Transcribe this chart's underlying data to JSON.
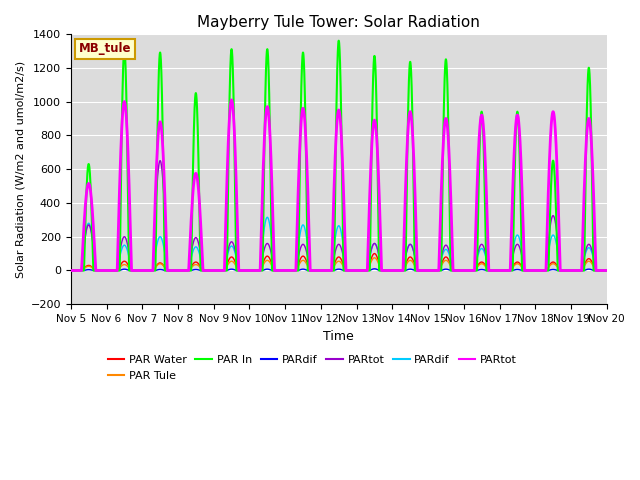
{
  "title": "Mayberry Tule Tower: Solar Radiation",
  "ylabel": "Solar Radiation (W/m2 and umol/m2/s)",
  "xlabel": "Time",
  "ylim": [
    -200,
    1400
  ],
  "yticks": [
    -200,
    0,
    200,
    400,
    600,
    800,
    1000,
    1200,
    1400
  ],
  "xlim": [
    5,
    20
  ],
  "xtick_labels": [
    "Nov 5",
    "Nov 6",
    "Nov 7",
    "Nov 8",
    "Nov 9",
    "Nov 10",
    "Nov 11",
    "Nov 12",
    "Nov 13",
    "Nov 14",
    "Nov 15",
    "Nov 16",
    "Nov 17",
    "Nov 18",
    "Nov 19",
    "Nov 20"
  ],
  "background_color": "#dcdcdc",
  "legend_label": "MB_tule",
  "par_in_peaks": [
    630,
    1310,
    1290,
    1050,
    1310,
    1310,
    1290,
    1360,
    1270,
    1235,
    1250,
    940,
    940,
    650,
    1200
  ],
  "par_tot_mag_peaks": [
    515,
    1000,
    880,
    575,
    1010,
    970,
    960,
    950,
    890,
    940,
    900,
    920,
    920,
    940,
    900
  ],
  "par_water_peaks": [
    30,
    55,
    45,
    50,
    80,
    85,
    85,
    80,
    100,
    80,
    80,
    50,
    50,
    50,
    70
  ],
  "par_tule_peaks": [
    25,
    35,
    40,
    35,
    55,
    60,
    60,
    55,
    75,
    60,
    60,
    40,
    40,
    40,
    55
  ],
  "par_dif_blue_peaks": [
    5,
    8,
    6,
    6,
    8,
    8,
    8,
    8,
    10,
    8,
    8,
    6,
    6,
    6,
    8
  ],
  "par_tot_purple_peaks": [
    270,
    200,
    650,
    195,
    170,
    160,
    155,
    155,
    160,
    155,
    150,
    155,
    155,
    325,
    155
  ],
  "par_dif_cyan_peaks": [
    280,
    150,
    200,
    140,
    145,
    315,
    270,
    265,
    160,
    155,
    125,
    130,
    210,
    210,
    135
  ],
  "colors": {
    "par_water": "#ff0000",
    "par_tule": "#ff8800",
    "par_in": "#00ff00",
    "par_dif_blue": "#0000ff",
    "par_tot_purple": "#9900cc",
    "par_dif_cyan": "#00ccff",
    "par_tot_mag": "#ff00ff"
  },
  "legend_entries": [
    {
      "label": "PAR Water",
      "color": "#ff0000"
    },
    {
      "label": "PAR Tule",
      "color": "#ff8800"
    },
    {
      "label": "PAR In",
      "color": "#00ff00"
    },
    {
      "label": "PARdif",
      "color": "#0000ff"
    },
    {
      "label": "PARtot",
      "color": "#9900cc"
    },
    {
      "label": "PARdif",
      "color": "#00ccff"
    },
    {
      "label": "PARtot",
      "color": "#ff00ff"
    }
  ]
}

* [BRIEF] Keep the pictures out and write out the records exactly.

* [EXERCISE SOLUTION]
Transcribe this chart's underlying data to JSON.
{
  "title": "Mayberry Tule Tower: Solar Radiation",
  "ylabel": "Solar Radiation (W/m2 and umol/m2/s)",
  "xlabel": "Time",
  "ylim": [
    -200,
    1400
  ],
  "yticks": [
    -200,
    0,
    200,
    400,
    600,
    800,
    1000,
    1200,
    1400
  ],
  "xlim": [
    5,
    20
  ],
  "xtick_labels": [
    "Nov 5",
    "Nov 6",
    "Nov 7",
    "Nov 8",
    "Nov 9",
    "Nov 10",
    "Nov 11",
    "Nov 12",
    "Nov 13",
    "Nov 14",
    "Nov 15",
    "Nov 16",
    "Nov 17",
    "Nov 18",
    "Nov 19",
    "Nov 20"
  ],
  "background_color": "#dcdcdc",
  "legend_label": "MB_tule",
  "par_in_peaks": [
    630,
    1310,
    1290,
    1050,
    1310,
    1310,
    1290,
    1360,
    1270,
    1235,
    1250,
    940,
    940,
    650,
    1200
  ],
  "par_tot_mag_peaks": [
    515,
    1000,
    880,
    575,
    1010,
    970,
    960,
    950,
    890,
    940,
    900,
    920,
    920,
    940,
    900
  ],
  "par_water_peaks": [
    30,
    55,
    45,
    50,
    80,
    85,
    85,
    80,
    100,
    80,
    80,
    50,
    50,
    50,
    70
  ],
  "par_tule_peaks": [
    25,
    35,
    40,
    35,
    55,
    60,
    60,
    55,
    75,
    60,
    60,
    40,
    40,
    40,
    55
  ],
  "par_dif_blue_peaks": [
    5,
    8,
    6,
    6,
    8,
    8,
    8,
    8,
    10,
    8,
    8,
    6,
    6,
    6,
    8
  ],
  "par_tot_purple_peaks": [
    270,
    200,
    650,
    195,
    170,
    160,
    155,
    155,
    160,
    155,
    150,
    155,
    155,
    325,
    155
  ],
  "par_dif_cyan_peaks": [
    280,
    150,
    200,
    140,
    145,
    315,
    270,
    265,
    160,
    155,
    125,
    130,
    210,
    210,
    135
  ],
  "colors": {
    "par_water": "#ff0000",
    "par_tule": "#ff8800",
    "par_in": "#00ff00",
    "par_dif_blue": "#0000ff",
    "par_tot_purple": "#9900cc",
    "par_dif_cyan": "#00ccff",
    "par_tot_mag": "#ff00ff"
  },
  "legend_entries": [
    {
      "label": "PAR Water",
      "color": "#ff0000"
    },
    {
      "label": "PAR Tule",
      "color": "#ff8800"
    },
    {
      "label": "PAR In",
      "color": "#00ff00"
    },
    {
      "label": "PARdif",
      "color": "#0000ff"
    },
    {
      "label": "PARtot",
      "color": "#9900cc"
    },
    {
      "label": "PARdif",
      "color": "#00ccff"
    },
    {
      "label": "PARtot",
      "color": "#ff00ff"
    }
  ]
}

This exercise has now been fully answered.